Without omitting anything, retype the data that follows.
++++ Raw records
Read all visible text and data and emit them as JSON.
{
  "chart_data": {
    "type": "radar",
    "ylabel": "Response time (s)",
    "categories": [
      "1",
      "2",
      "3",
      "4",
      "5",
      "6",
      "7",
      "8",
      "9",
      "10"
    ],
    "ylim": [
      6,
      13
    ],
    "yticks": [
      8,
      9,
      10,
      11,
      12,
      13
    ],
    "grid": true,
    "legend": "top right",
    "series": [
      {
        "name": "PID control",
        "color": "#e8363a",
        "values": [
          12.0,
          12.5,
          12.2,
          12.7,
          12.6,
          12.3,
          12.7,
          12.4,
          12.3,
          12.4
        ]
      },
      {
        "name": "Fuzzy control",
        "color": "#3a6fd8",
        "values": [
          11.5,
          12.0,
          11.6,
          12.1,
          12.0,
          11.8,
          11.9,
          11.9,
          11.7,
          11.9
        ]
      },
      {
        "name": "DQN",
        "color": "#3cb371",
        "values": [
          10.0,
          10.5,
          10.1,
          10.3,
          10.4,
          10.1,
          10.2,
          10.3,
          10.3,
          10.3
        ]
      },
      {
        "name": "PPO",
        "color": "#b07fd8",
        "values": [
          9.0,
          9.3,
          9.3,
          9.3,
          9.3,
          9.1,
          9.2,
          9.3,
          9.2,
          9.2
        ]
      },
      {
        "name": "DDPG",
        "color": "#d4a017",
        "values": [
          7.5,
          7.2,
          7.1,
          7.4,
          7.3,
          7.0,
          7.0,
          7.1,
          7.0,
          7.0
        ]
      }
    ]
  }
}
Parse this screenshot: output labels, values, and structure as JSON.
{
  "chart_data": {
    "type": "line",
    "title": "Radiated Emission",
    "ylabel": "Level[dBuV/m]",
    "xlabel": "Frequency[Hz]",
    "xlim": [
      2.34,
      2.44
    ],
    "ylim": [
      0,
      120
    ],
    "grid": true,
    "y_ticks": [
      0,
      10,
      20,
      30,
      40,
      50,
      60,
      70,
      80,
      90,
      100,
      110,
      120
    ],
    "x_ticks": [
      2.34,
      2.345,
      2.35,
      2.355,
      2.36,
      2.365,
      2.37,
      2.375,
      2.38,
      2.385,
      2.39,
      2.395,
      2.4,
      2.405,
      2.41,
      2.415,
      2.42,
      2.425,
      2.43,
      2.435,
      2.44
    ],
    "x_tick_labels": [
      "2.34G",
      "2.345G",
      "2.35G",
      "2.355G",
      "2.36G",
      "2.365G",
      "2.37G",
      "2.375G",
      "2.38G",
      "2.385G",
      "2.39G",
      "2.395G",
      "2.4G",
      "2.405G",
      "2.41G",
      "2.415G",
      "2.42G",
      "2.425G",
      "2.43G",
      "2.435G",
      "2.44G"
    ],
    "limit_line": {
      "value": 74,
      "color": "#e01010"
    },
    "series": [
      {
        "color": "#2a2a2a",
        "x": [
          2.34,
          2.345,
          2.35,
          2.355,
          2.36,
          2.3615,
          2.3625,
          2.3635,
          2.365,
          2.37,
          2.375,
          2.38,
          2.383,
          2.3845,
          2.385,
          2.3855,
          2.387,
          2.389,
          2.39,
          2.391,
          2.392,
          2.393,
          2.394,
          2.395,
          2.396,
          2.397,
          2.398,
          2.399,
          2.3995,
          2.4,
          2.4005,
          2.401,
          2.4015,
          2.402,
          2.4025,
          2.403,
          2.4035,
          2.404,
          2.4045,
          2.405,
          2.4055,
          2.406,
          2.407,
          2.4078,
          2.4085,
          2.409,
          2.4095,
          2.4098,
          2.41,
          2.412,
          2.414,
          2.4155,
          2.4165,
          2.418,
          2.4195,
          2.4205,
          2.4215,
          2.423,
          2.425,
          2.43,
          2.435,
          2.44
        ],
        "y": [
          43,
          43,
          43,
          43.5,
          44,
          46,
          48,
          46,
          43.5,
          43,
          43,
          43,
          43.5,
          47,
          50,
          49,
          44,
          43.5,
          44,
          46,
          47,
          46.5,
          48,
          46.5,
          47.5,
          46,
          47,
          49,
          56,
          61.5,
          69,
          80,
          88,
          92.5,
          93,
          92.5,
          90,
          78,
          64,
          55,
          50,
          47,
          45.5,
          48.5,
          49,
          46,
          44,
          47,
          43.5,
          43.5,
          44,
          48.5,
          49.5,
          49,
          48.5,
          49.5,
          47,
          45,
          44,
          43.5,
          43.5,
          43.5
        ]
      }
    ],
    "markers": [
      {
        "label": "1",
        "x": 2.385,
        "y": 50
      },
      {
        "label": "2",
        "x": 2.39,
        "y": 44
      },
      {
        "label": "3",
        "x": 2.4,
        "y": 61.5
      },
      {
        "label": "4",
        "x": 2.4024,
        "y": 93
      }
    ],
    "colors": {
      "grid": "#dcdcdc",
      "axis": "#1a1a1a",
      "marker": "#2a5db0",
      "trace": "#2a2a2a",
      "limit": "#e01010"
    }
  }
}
++++++++
_Task response_:
Read all visible text and data and emit them as JSON.
{
  "chart_data": {
    "type": "radar",
    "ylabel": "Response time (s)",
    "categories": [
      "1",
      "2",
      "3",
      "4",
      "5",
      "6",
      "7",
      "8",
      "9",
      "10"
    ],
    "ylim": [
      6,
      13
    ],
    "yticks": [
      8,
      9,
      10,
      11,
      12,
      13
    ],
    "grid": true,
    "legend": "top right",
    "series": [
      {
        "name": "PID control",
        "color": "#e8363a",
        "values": [
          12.0,
          12.5,
          12.2,
          12.7,
          12.6,
          12.3,
          12.7,
          12.4,
          12.3,
          12.4
        ]
      },
      {
        "name": "Fuzzy control",
        "color": "#3a6fd8",
        "values": [
          11.5,
          12.0,
          11.6,
          12.1,
          12.0,
          11.8,
          11.9,
          11.9,
          11.7,
          11.9
        ]
      },
      {
        "name": "DQN",
        "color": "#3cb371",
        "values": [
          10.0,
          10.5,
          10.1,
          10.3,
          10.4,
          10.1,
          10.2,
          10.3,
          10.3,
          10.3
        ]
      },
      {
        "name": "PPO",
        "color": "#b07fd8",
        "values": [
          9.0,
          9.3,
          9.3,
          9.3,
          9.3,
          9.1,
          9.2,
          9.3,
          9.2,
          9.2
        ]
      },
      {
        "name": "DDPG",
        "color": "#d4a017",
        "values": [
          7.5,
          7.2,
          7.1,
          7.4,
          7.3,
          7.0,
          7.0,
          7.1,
          7.0,
          7.0
        ]
      }
    ]
  }
}
Parse this screenshot: output labels, values, and structure as JSON.
{
  "chart_data": {
    "type": "line",
    "title": "Radiated Emission",
    "ylabel": "Level[dBuV/m]",
    "xlabel": "Frequency[Hz]",
    "xlim": [
      2.34,
      2.44
    ],
    "ylim": [
      0,
      120
    ],
    "grid": true,
    "y_ticks": [
      0,
      10,
      20,
      30,
      40,
      50,
      60,
      70,
      80,
      90,
      100,
      110,
      120
    ],
    "x_ticks": [
      2.34,
      2.345,
      2.35,
      2.355,
      2.36,
      2.365,
      2.37,
      2.375,
      2.38,
      2.385,
      2.39,
      2.395,
      2.4,
      2.405,
      2.41,
      2.415,
      2.42,
      2.425,
      2.43,
      2.435,
      2.44
    ],
    "x_tick_labels": [
      "2.34G",
      "2.345G",
      "2.35G",
      "2.355G",
      "2.36G",
      "2.365G",
      "2.37G",
      "2.375G",
      "2.38G",
      "2.385G",
      "2.39G",
      "2.395G",
      "2.4G",
      "2.405G",
      "2.41G",
      "2.415G",
      "2.42G",
      "2.425G",
      "2.43G",
      "2.435G",
      "2.44G"
    ],
    "limit_line": {
      "value": 74,
      "color": "#e01010"
    },
    "series": [
      {
        "color": "#2a2a2a",
        "x": [
          2.34,
          2.345,
          2.35,
          2.355,
          2.36,
          2.3615,
          2.3625,
          2.3635,
          2.365,
          2.37,
          2.375,
          2.38,
          2.383,
          2.3845,
          2.385,
          2.3855,
          2.387,
          2.389,
          2.39,
          2.391,
          2.392,
          2.393,
          2.394,
          2.395,
          2.396,
          2.397,
          2.398,
          2.399,
          2.3995,
          2.4,
          2.4005,
          2.401,
          2.4015,
          2.402,
          2.4025,
          2.403,
          2.4035,
          2.404,
          2.4045,
          2.405,
          2.4055,
          2.406,
          2.407,
          2.4078,
          2.4085,
          2.409,
          2.4095,
          2.4098,
          2.41,
          2.412,
          2.414,
          2.4155,
          2.4165,
          2.418,
          2.4195,
          2.4205,
          2.4215,
          2.423,
          2.425,
          2.43,
          2.435,
          2.44
        ],
        "y": [
          43,
          43,
          43,
          43.5,
          44,
          46,
          48,
          46,
          43.5,
          43,
          43,
          43,
          43.5,
          47,
          50,
          49,
          44,
          43.5,
          44,
          46,
          47,
          46.5,
          48,
          46.5,
          47.5,
          46,
          47,
          49,
          56,
          61.5,
          69,
          80,
          88,
          92.5,
          93,
          92.5,
          90,
          78,
          64,
          55,
          50,
          47,
          45.5,
          48.5,
          49,
          46,
          44,
          47,
          43.5,
          43.5,
          44,
          48.5,
          49.5,
          49,
          48.5,
          49.5,
          47,
          45,
          44,
          43.5,
          43.5,
          43.5
        ]
      }
    ],
    "markers": [
      {
        "label": "1",
        "x": 2.385,
        "y": 50
      },
      {
        "label": "2",
        "x": 2.39,
        "y": 44
      },
      {
        "label": "3",
        "x": 2.4,
        "y": 61.5
      },
      {
        "label": "4",
        "x": 2.4024,
        "y": 93
      }
    ],
    "colors": {
      "grid": "#dcdcdc",
      "axis": "#1a1a1a",
      "marker": "#2a5db0",
      "trace": "#2a2a2a",
      "limit": "#e01010"
    }
  }
}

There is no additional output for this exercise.